◆ What the exercise asks: Look through the data for the string "rest". Copy every line where it is found.
++++++++++++++++++++
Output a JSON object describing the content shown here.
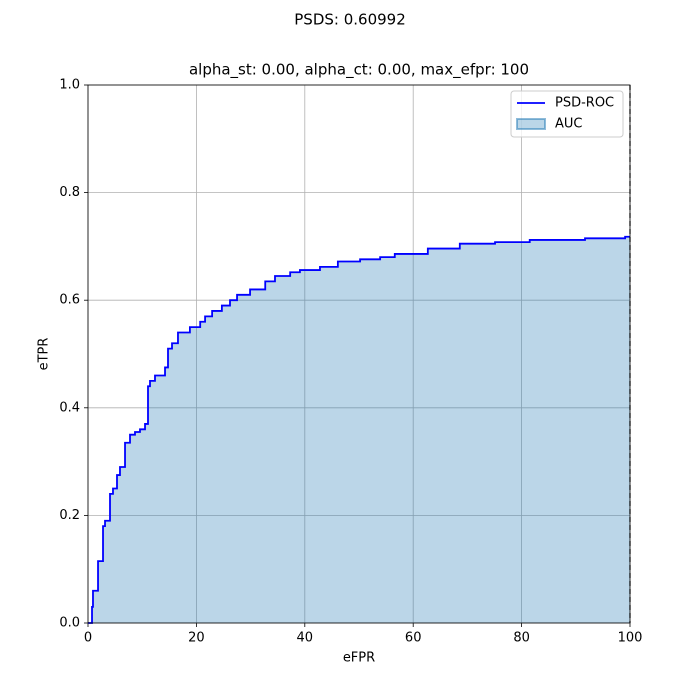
{
  "chart_data": {
    "type": "step-area",
    "suptitle": "PSDS: 0.60992",
    "title": "alpha_st: 0.00, alpha_ct: 0.00, max_efpr: 100",
    "x_label": "eFPR",
    "y_label": "eTPR",
    "x": [
      0,
      0.74,
      0.92,
      1.85,
      2.77,
      3.14,
      4.06,
      4.61,
      5.35,
      5.9,
      6.83,
      7.75,
      8.67,
      9.59,
      10.52,
      11.07,
      11.44,
      12.36,
      14.21,
      14.76,
      15.5,
      16.6,
      18.8,
      20.7,
      21.6,
      22.9,
      24.7,
      26.2,
      27.5,
      29.9,
      32.7,
      34.5,
      37.3,
      39.1,
      42.8,
      46.1,
      50.2,
      53.9,
      56.6,
      62.7,
      68.6,
      75.1,
      81.5,
      91.7,
      99.1,
      100
    ],
    "series": [
      {
        "name": "PSD-ROC",
        "color": "#0000ff",
        "values": [
          0,
          0.03,
          0.06,
          0.115,
          0.18,
          0.19,
          0.24,
          0.25,
          0.275,
          0.29,
          0.335,
          0.35,
          0.355,
          0.36,
          0.37,
          0.44,
          0.45,
          0.46,
          0.475,
          0.51,
          0.52,
          0.54,
          0.55,
          0.56,
          0.57,
          0.58,
          0.59,
          0.6,
          0.61,
          0.62,
          0.635,
          0.645,
          0.652,
          0.656,
          0.662,
          0.672,
          0.676,
          0.68,
          0.686,
          0.696,
          0.705,
          0.708,
          0.712,
          0.715,
          0.718,
          0.718
        ]
      }
    ],
    "fill": {
      "name": "AUC",
      "color": "#1f77b4"
    },
    "xlim": [
      0,
      100
    ],
    "ylim": [
      0,
      1
    ],
    "xticks": [
      0,
      20,
      40,
      60,
      80,
      100
    ],
    "yticks": [
      {
        "value": 0,
        "label": "0.0"
      },
      {
        "value": 0.2,
        "label": "0.2"
      },
      {
        "value": 0.4,
        "label": "0.4"
      },
      {
        "value": 0.6,
        "label": "0.6"
      },
      {
        "value": 0.8,
        "label": "0.8"
      },
      {
        "value": 1,
        "label": "1.0"
      }
    ],
    "grid": true,
    "legend": "upper right"
  }
}
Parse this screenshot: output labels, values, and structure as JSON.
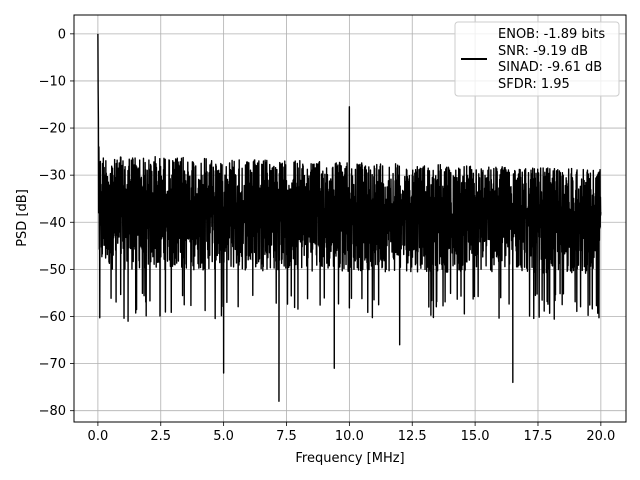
{
  "chart_data": {
    "type": "line",
    "title": "",
    "xlabel": "Frequency [MHz]",
    "ylabel": "PSD [dB]",
    "xlim": [
      -0.95,
      21.0
    ],
    "ylim": [
      -82.4,
      4.0
    ],
    "grid": true,
    "legend_position": "top-right",
    "xticks": [
      0.0,
      2.5,
      5.0,
      7.5,
      10.0,
      12.5,
      15.0,
      17.5,
      20.0
    ],
    "xtick_labels": [
      "0.0",
      "2.5",
      "5.0",
      "7.5",
      "10.0",
      "12.5",
      "15.0",
      "17.5",
      "20.0"
    ],
    "yticks": [
      0,
      -10,
      -20,
      -30,
      -40,
      -50,
      -60,
      -70,
      -80
    ],
    "ytick_labels": [
      "0",
      "−10",
      "−20",
      "−30",
      "−40",
      "−50",
      "−60",
      "−70",
      "−80"
    ],
    "series": [
      {
        "color": "#000000",
        "legend_lines": [
          "ENOB: -1.89 bits",
          "SNR: -9.19 dB",
          "SINAD: -9.61 dB",
          "SFDR: 1.95"
        ],
        "noise_band": {
          "x_range": [
            0.05,
            20.0
          ],
          "upper_envelope_db": -25,
          "lower_envelope_db": -50,
          "typical_peak_db": -27,
          "typical_trough_db": -55
        },
        "peaks": [
          {
            "x": 0.0,
            "y": 0.0
          },
          {
            "x": 0.02,
            "y": -18.0
          },
          {
            "x": 10.0,
            "y": -15.5
          }
        ],
        "notable_minima": [
          {
            "x": 5.0,
            "y": -72.0
          },
          {
            "x": 7.2,
            "y": -78.0
          },
          {
            "x": 9.4,
            "y": -71.0
          },
          {
            "x": 16.5,
            "y": -74.0
          },
          {
            "x": 12.0,
            "y": -66.0
          },
          {
            "x": 1.2,
            "y": -61.0
          }
        ]
      }
    ]
  }
}
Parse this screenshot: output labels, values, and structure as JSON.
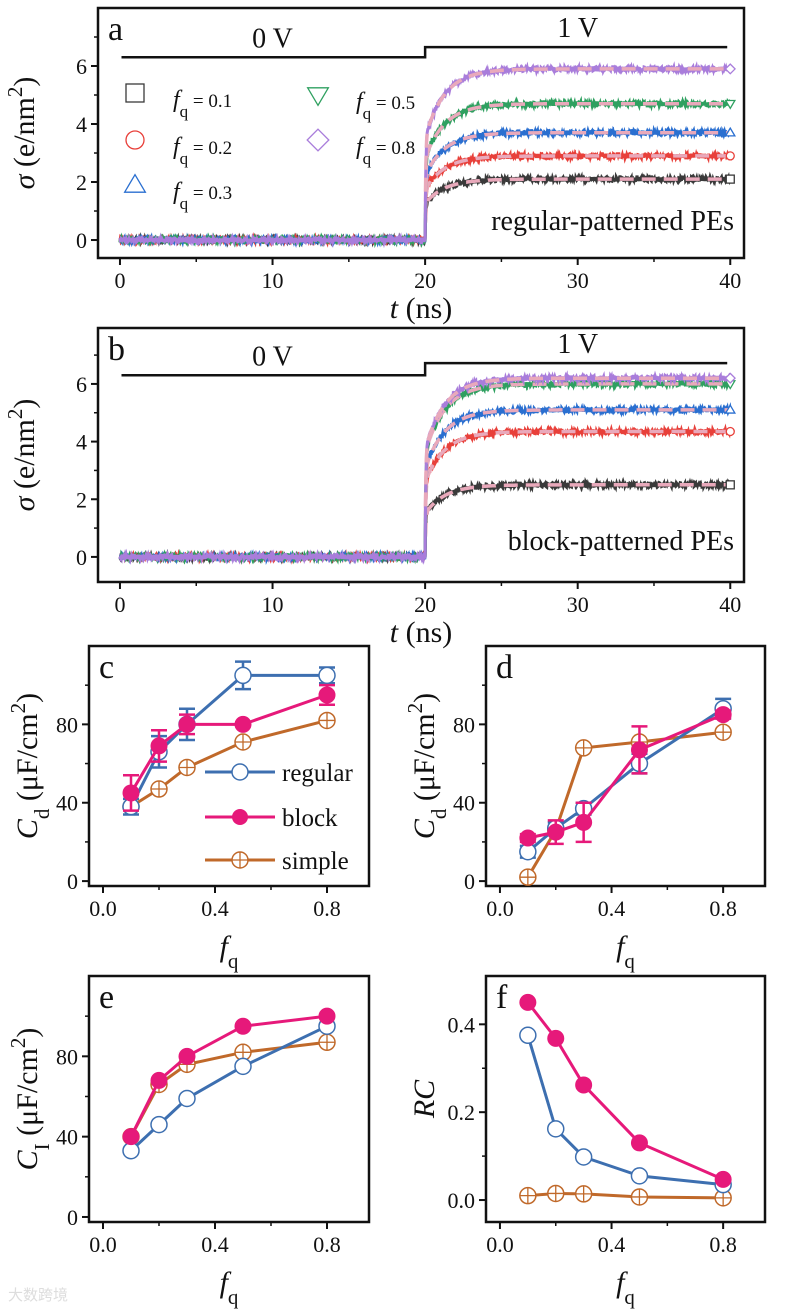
{
  "watermark": "大数跨境",
  "colors": {
    "fq_0.1": "#3a3a3a",
    "fq_0.2": "#e8403a",
    "fq_0.3": "#2a6fd0",
    "fq_0.5": "#2fa060",
    "fq_0.8": "#a97ddb",
    "fit": "#e9a9bb",
    "regular": "#3d6fb0",
    "block": "#e6197a",
    "simple": "#c0692a"
  },
  "chart_data": [
    {
      "panel": "a",
      "type": "line",
      "annotation": "regular-patterned PEs",
      "voltage_labels": [
        "0 V",
        "1 V"
      ],
      "voltage_switch_time": 20,
      "xlabel": {
        "pre": "t",
        "sub": "",
        "mid": " (ns)",
        "sup": "",
        "post": ""
      },
      "ylabel": {
        "pre": "σ",
        "sub": "",
        "mid": " (e/nm",
        "sup": "2",
        "post": ")"
      },
      "xlim": [
        -1.44,
        40.9
      ],
      "ylim": [
        -0.62,
        8.0
      ],
      "xticks": [
        "0",
        "10",
        "20",
        "30",
        "40"
      ],
      "yticks": [
        "0",
        "2",
        "4",
        "6"
      ],
      "series": [
        {
          "name": "fq = 0.1",
          "fq": "0.1",
          "marker": "square",
          "plateau": 2.1
        },
        {
          "name": "fq = 0.2",
          "fq": "0.2",
          "marker": "circle",
          "plateau": 2.9
        },
        {
          "name": "fq = 0.3",
          "fq": "0.3",
          "marker": "triangle-up",
          "plateau": 3.7
        },
        {
          "name": "fq = 0.5",
          "fq": "0.5",
          "marker": "triangle-down",
          "plateau": 4.7
        },
        {
          "name": "fq = 0.8",
          "fq": "0.8",
          "marker": "diamond",
          "plateau": 5.9
        }
      ],
      "legend_labels": [
        {
          "f": "f",
          "sub": "q",
          "rest": " = 0.1"
        },
        {
          "f": "f",
          "sub": "q",
          "rest": " = 0.2"
        },
        {
          "f": "f",
          "sub": "q",
          "rest": " = 0.3"
        },
        {
          "f": "f",
          "sub": "q",
          "rest": " = 0.5"
        },
        {
          "f": "f",
          "sub": "q",
          "rest": " = 0.8"
        }
      ]
    },
    {
      "panel": "b",
      "type": "line",
      "annotation": "block-patterned PEs",
      "voltage_labels": [
        "0 V",
        "1 V"
      ],
      "voltage_switch_time": 20,
      "xlabel": {
        "pre": "t",
        "sub": "",
        "mid": " (ns)",
        "sup": "",
        "post": ""
      },
      "ylabel": {
        "pre": "σ",
        "sub": "",
        "mid": " (e/nm",
        "sup": "2",
        "post": ")"
      },
      "xlim": [
        -1.44,
        40.9
      ],
      "ylim": [
        -0.87,
        7.94
      ],
      "xticks": [
        "0",
        "10",
        "20",
        "30",
        "40"
      ],
      "yticks": [
        "0",
        "2",
        "4",
        "6"
      ],
      "series": [
        {
          "name": "fq = 0.1",
          "fq": "0.1",
          "marker": "square",
          "plateau": 2.5
        },
        {
          "name": "fq = 0.2",
          "fq": "0.2",
          "marker": "circle",
          "plateau": 4.35
        },
        {
          "name": "fq = 0.3",
          "fq": "0.3",
          "marker": "triangle-up",
          "plateau": 5.1
        },
        {
          "name": "fq = 0.5",
          "fq": "0.5",
          "marker": "triangle-down",
          "plateau": 6.0
        },
        {
          "name": "fq = 0.8",
          "fq": "0.8",
          "marker": "diamond",
          "plateau": 6.2
        }
      ]
    },
    {
      "panel": "c",
      "type": "line",
      "xlabel": {
        "pre": "f",
        "sub": "q",
        "mid": "",
        "sup": "",
        "post": ""
      },
      "ylabel": {
        "pre": "C",
        "sub": "d",
        "mid": " (μF/cm",
        "sup": "2",
        "post": ")"
      },
      "xlim": [
        -0.05,
        0.95
      ],
      "ylim": [
        -2.5,
        120
      ],
      "xticks": [
        "0.0",
        "0.4",
        "0.8"
      ],
      "yticks": [
        "0",
        "40",
        "80"
      ],
      "x": [
        0.1,
        0.2,
        0.3,
        0.5,
        0.8
      ],
      "legend": [
        "regular",
        "block",
        "simple"
      ],
      "series": [
        {
          "name": "regular",
          "values": [
            38,
            66,
            80,
            105,
            105
          ],
          "errors": [
            4,
            8,
            8,
            7,
            4
          ]
        },
        {
          "name": "block",
          "values": [
            45,
            69,
            80,
            80,
            95
          ],
          "errors": [
            9,
            8,
            5,
            1,
            5
          ]
        },
        {
          "name": "simple",
          "values": [
            38,
            47,
            58,
            71,
            82
          ],
          "errors": [
            0,
            0,
            0,
            0,
            0
          ]
        }
      ]
    },
    {
      "panel": "d",
      "type": "line",
      "xlabel": {
        "pre": "f",
        "sub": "q",
        "mid": "",
        "sup": "",
        "post": ""
      },
      "ylabel": {
        "pre": "C",
        "sub": "d",
        "mid": " (μF/cm",
        "sup": "2",
        "post": ")"
      },
      "xlim": [
        -0.05,
        0.95
      ],
      "ylim": [
        -2.5,
        120
      ],
      "xticks": [
        "0.0",
        "0.4",
        "0.8"
      ],
      "yticks": [
        "0",
        "40",
        "80"
      ],
      "x": [
        0.1,
        0.2,
        0.3,
        0.5,
        0.8
      ],
      "series": [
        {
          "name": "regular",
          "values": [
            15,
            27,
            37,
            60,
            88
          ],
          "errors": [
            3,
            3,
            3,
            5,
            5
          ]
        },
        {
          "name": "block",
          "values": [
            22,
            25,
            30,
            67,
            85
          ],
          "errors": [
            2,
            6,
            10,
            12,
            2
          ]
        },
        {
          "name": "simple",
          "values": [
            2,
            26,
            68,
            71,
            76
          ],
          "errors": [
            0,
            0,
            0,
            0,
            0
          ]
        }
      ]
    },
    {
      "panel": "e",
      "type": "line",
      "xlabel": {
        "pre": "f",
        "sub": "q",
        "mid": "",
        "sup": "",
        "post": ""
      },
      "ylabel": {
        "pre": "C",
        "sub": "I",
        "mid": " (μF/cm",
        "sup": "2",
        "post": ")"
      },
      "xlim": [
        -0.05,
        0.95
      ],
      "ylim": [
        -2.5,
        120
      ],
      "xticks": [
        "0.0",
        "0.4",
        "0.8"
      ],
      "yticks": [
        "0",
        "40",
        "80"
      ],
      "x": [
        0.1,
        0.2,
        0.3,
        0.5,
        0.8
      ],
      "series": [
        {
          "name": "regular",
          "values": [
            33,
            46,
            59,
            75,
            95
          ],
          "errors": [
            0,
            0,
            0,
            0,
            0
          ]
        },
        {
          "name": "block",
          "values": [
            40,
            68,
            80,
            95,
            100
          ],
          "errors": [
            0,
            0,
            0,
            0,
            0
          ]
        },
        {
          "name": "simple",
          "values": [
            40,
            66,
            76,
            82,
            87
          ],
          "errors": [
            0,
            0,
            0,
            0,
            0
          ]
        }
      ]
    },
    {
      "panel": "f",
      "type": "line",
      "xlabel": {
        "pre": "f",
        "sub": "q",
        "mid": "",
        "sup": "",
        "post": ""
      },
      "ylabel": {
        "pre": "RC",
        "sub": "",
        "mid": "",
        "sup": "",
        "post": ""
      },
      "xlim": [
        -0.05,
        0.95
      ],
      "ylim": [
        -0.05,
        0.51
      ],
      "xticks": [
        "0.0",
        "0.4",
        "0.8"
      ],
      "yticks": [
        "0.0",
        "0.2",
        "0.4"
      ],
      "x": [
        0.1,
        0.2,
        0.3,
        0.5,
        0.8
      ],
      "series": [
        {
          "name": "regular",
          "values": [
            0.375,
            0.162,
            0.098,
            0.055,
            0.035
          ],
          "errors": [
            0,
            0,
            0,
            0,
            0
          ]
        },
        {
          "name": "block",
          "values": [
            0.45,
            0.368,
            0.262,
            0.13,
            0.047
          ],
          "errors": [
            0,
            0,
            0,
            0,
            0
          ]
        },
        {
          "name": "simple",
          "values": [
            0.01,
            0.015,
            0.014,
            0.007,
            0.005
          ],
          "errors": [
            0,
            0,
            0,
            0,
            0
          ]
        }
      ]
    }
  ]
}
++++++++++++++++++++
◆ The solution:
          "rest": " = 0.1"
          "rest": " = 0.2"
          "rest": " = 0.3"
          "rest": " = 0.5"
          "rest": " = 0.8"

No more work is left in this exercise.